Reproduce each line of the listing exactly.

==== Provided records

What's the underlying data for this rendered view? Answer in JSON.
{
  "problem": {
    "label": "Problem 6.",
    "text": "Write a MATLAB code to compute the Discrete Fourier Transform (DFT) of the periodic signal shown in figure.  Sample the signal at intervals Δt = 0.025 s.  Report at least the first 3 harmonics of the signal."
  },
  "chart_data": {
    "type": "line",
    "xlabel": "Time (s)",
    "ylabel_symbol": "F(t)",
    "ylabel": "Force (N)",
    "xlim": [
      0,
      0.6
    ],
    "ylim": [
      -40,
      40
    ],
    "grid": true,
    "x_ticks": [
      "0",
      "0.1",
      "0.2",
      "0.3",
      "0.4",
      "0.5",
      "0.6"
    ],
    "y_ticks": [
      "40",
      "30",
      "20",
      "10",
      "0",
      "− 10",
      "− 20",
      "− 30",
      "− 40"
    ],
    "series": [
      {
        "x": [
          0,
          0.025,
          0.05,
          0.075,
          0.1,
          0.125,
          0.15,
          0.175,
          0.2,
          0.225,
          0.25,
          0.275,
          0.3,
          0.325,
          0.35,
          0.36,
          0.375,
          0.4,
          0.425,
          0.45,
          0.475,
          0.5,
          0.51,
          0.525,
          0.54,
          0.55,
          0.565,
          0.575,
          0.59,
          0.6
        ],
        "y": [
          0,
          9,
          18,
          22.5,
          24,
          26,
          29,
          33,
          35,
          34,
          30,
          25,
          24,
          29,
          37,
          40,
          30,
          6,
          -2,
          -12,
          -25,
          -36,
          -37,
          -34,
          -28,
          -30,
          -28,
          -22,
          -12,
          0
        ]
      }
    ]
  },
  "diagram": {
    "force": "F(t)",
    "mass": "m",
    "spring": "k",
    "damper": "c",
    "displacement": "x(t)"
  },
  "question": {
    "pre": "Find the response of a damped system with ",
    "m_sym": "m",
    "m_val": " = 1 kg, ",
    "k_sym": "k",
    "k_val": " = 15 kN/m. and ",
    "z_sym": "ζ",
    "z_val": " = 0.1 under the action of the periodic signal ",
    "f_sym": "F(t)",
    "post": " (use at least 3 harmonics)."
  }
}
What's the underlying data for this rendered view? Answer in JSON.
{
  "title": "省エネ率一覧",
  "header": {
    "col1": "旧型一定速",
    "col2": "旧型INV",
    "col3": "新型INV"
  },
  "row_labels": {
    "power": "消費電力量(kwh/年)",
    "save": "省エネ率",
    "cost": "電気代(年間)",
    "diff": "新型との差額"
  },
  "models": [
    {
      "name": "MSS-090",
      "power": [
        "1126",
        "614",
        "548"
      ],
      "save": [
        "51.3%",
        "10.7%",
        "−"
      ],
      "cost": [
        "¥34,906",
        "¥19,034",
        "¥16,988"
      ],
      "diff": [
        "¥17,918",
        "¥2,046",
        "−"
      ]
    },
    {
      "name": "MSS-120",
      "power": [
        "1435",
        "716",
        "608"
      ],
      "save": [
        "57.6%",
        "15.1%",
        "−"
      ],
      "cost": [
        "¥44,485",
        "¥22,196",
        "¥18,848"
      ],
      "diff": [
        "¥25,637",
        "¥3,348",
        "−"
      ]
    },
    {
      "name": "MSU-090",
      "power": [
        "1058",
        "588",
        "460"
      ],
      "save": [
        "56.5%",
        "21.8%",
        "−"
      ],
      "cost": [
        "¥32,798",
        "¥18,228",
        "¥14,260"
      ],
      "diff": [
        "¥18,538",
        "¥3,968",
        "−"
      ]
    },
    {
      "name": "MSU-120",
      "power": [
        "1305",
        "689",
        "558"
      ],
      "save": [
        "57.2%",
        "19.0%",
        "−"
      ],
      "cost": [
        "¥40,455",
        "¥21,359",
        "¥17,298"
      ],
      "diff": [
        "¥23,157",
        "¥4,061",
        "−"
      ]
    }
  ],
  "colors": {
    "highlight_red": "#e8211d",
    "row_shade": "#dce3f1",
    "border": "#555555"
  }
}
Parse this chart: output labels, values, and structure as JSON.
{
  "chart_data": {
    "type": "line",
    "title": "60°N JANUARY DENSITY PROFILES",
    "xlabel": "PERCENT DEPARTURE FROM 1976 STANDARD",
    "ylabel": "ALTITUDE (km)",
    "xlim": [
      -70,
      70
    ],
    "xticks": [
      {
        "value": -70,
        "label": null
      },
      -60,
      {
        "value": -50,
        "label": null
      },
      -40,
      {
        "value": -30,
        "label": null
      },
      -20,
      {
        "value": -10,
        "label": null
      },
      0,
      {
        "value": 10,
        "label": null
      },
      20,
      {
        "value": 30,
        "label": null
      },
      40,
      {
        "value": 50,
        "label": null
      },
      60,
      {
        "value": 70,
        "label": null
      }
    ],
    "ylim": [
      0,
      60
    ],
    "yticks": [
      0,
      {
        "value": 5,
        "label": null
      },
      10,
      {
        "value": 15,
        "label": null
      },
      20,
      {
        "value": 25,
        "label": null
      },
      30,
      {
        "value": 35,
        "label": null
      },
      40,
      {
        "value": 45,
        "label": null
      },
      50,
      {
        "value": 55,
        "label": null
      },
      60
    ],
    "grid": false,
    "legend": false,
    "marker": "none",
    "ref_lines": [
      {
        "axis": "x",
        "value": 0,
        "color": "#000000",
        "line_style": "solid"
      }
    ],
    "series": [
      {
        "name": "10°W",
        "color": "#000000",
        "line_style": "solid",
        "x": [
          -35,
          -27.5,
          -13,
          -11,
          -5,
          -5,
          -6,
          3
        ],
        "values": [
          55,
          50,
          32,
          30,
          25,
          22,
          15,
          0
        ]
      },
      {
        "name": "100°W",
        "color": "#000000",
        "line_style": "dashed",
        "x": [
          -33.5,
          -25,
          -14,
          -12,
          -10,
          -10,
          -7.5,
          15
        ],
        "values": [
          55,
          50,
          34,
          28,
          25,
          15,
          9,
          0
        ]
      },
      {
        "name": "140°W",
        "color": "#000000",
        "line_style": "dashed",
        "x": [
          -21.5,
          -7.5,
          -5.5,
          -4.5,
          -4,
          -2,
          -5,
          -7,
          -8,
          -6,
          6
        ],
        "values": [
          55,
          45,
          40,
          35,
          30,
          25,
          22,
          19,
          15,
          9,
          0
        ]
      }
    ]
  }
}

========

Exercise result:
What's the underlying data for this rendered view? Answer in JSON.
{
  "problem": {
    "label": "Problem 6.",
    "text": "Write a MATLAB code to compute the Discrete Fourier Transform (DFT) of the periodic signal shown in figure.  Sample the signal at intervals Δt = 0.025 s.  Report at least the first 3 harmonics of the signal."
  },
  "chart_data": {
    "type": "line",
    "xlabel": "Time (s)",
    "ylabel_symbol": "F(t)",
    "ylabel": "Force (N)",
    "xlim": [
      0,
      0.6
    ],
    "ylim": [
      -40,
      40
    ],
    "grid": true,
    "x_ticks": [
      "0",
      "0.1",
      "0.2",
      "0.3",
      "0.4",
      "0.5",
      "0.6"
    ],
    "y_ticks": [
      "40",
      "30",
      "20",
      "10",
      "0",
      "− 10",
      "− 20",
      "− 30",
      "− 40"
    ],
    "series": [
      {
        "x": [
          0,
          0.025,
          0.05,
          0.075,
          0.1,
          0.125,
          0.15,
          0.175,
          0.2,
          0.225,
          0.25,
          0.275,
          0.3,
          0.325,
          0.35,
          0.36,
          0.375,
          0.4,
          0.425,
          0.45,
          0.475,
          0.5,
          0.51,
          0.525,
          0.54,
          0.55,
          0.565,
          0.575,
          0.59,
          0.6
        ],
        "y": [
          0,
          9,
          18,
          22.5,
          24,
          26,
          29,
          33,
          35,
          34,
          30,
          25,
          24,
          29,
          37,
          40,
          30,
          6,
          -2,
          -12,
          -25,
          -36,
          -37,
          -34,
          -28,
          -30,
          -28,
          -22,
          -12,
          0
        ]
      }
    ]
  },
  "diagram": {
    "force": "F(t)",
    "mass": "m",
    "spring": "k",
    "damper": "c",
    "displacement": "x(t)"
  },
  "question": {
    "pre": "Find the response of a damped system with ",
    "m_sym": "m",
    "m_val": " = 1 kg, ",
    "k_sym": "k",
    "k_val": " = 15 kN/m. and ",
    "z_sym": "ζ",
    "z_val": " = 0.1 under the action of the periodic signal ",
    "f_sym": "F(t)",
    "post": " (use at least 3 harmonics)."
  }
}
What's the underlying data for this rendered view? Answer in JSON.
{
  "title": "省エネ率一覧",
  "header": {
    "col1": "旧型一定速",
    "col2": "旧型INV",
    "col3": "新型INV"
  },
  "row_labels": {
    "power": "消費電力量(kwh/年)",
    "save": "省エネ率",
    "cost": "電気代(年間)",
    "diff": "新型との差額"
  },
  "models": [
    {
      "name": "MSS-090",
      "power": [
        "1126",
        "614",
        "548"
      ],
      "save": [
        "51.3%",
        "10.7%",
        "−"
      ],
      "cost": [
        "¥34,906",
        "¥19,034",
        "¥16,988"
      ],
      "diff": [
        "¥17,918",
        "¥2,046",
        "−"
      ]
    },
    {
      "name": "MSS-120",
      "power": [
        "1435",
        "716",
        "608"
      ],
      "save": [
        "57.6%",
        "15.1%",
        "−"
      ],
      "cost": [
        "¥44,485",
        "¥22,196",
        "¥18,848"
      ],
      "diff": [
        "¥25,637",
        "¥3,348",
        "−"
      ]
    },
    {
      "name": "MSU-090",
      "power": [
        "1058",
        "588",
        "460"
      ],
      "save": [
        "56.5%",
        "21.8%",
        "−"
      ],
      "cost": [
        "¥32,798",
        "¥18,228",
        "¥14,260"
      ],
      "diff": [
        "¥18,538",
        "¥3,968",
        "−"
      ]
    },
    {
      "name": "MSU-120",
      "power": [
        "1305",
        "689",
        "558"
      ],
      "save": [
        "57.2%",
        "19.0%",
        "−"
      ],
      "cost": [
        "¥40,455",
        "¥21,359",
        "¥17,298"
      ],
      "diff": [
        "¥23,157",
        "¥4,061",
        "−"
      ]
    }
  ],
  "colors": {
    "highlight_red": "#e8211d",
    "row_shade": "#dce3f1",
    "border": "#555555"
  }
}
Parse this chart: output labels, values, and structure as JSON.
{
  "chart_data": {
    "type": "line",
    "title": "60°N JANUARY DENSITY PROFILES",
    "xlabel": "PERCENT DEPARTURE FROM 1976 STANDARD",
    "ylabel": "ALTITUDE (km)",
    "xlim": [
      -70,
      70
    ],
    "xticks": [
      {
        "value": -70,
        "label": null
      },
      -60,
      {
        "value": -50,
        "label": null
      },
      -40,
      {
        "value": -30,
        "label": null
      },
      -20,
      {
        "value": -10,
        "label": null
      },
      0,
      {
        "value": 10,
        "label": null
      },
      20,
      {
        "value": 30,
        "label": null
      },
      40,
      {
        "value": 50,
        "label": null
      },
      60,
      {
        "value": 70,
        "label": null
      }
    ],
    "ylim": [
      0,
      60
    ],
    "yticks": [
      0,
      {
        "value": 5,
        "label": null
      },
      10,
      {
        "value": 15,
        "label": null
      },
      20,
      {
        "value": 25,
        "label": null
      },
      30,
      {
        "value": 35,
        "label": null
      },
      40,
      {
        "value": 45,
        "label": null
      },
      50,
      {
        "value": 55,
        "label": null
      },
      60
    ],
    "grid": false,
    "legend": false,
    "marker": "none",
    "ref_lines": [
      {
        "axis": "x",
        "value": 0,
        "color": "#000000",
        "line_style": "solid"
      }
    ],
    "series": [
      {
        "name": "10°W",
        "color": "#000000",
        "line_style": "solid",
        "x": [
          -35,
          -27.5,
          -13,
          -11,
          -5,
          -5,
          -6,
          3
        ],
        "values": [
          55,
          50,
          32,
          30,
          25,
          22,
          15,
          0
        ]
      },
      {
        "name": "100°W",
        "color": "#000000",
        "line_style": "dashed",
        "x": [
          -33.5,
          -25,
          -14,
          -12,
          -10,
          -10,
          -7.5,
          15
        ],
        "values": [
          55,
          50,
          34,
          28,
          25,
          15,
          9,
          0
        ]
      },
      {
        "name": "140°W",
        "color": "#000000",
        "line_style": "dashed",
        "x": [
          -21.5,
          -7.5,
          -5.5,
          -4.5,
          -4,
          -2,
          -5,
          -7,
          -8,
          -6,
          6
        ],
        "values": [
          55,
          45,
          40,
          35,
          30,
          25,
          22,
          19,
          15,
          9,
          0
        ]
      }
    ]
  }
}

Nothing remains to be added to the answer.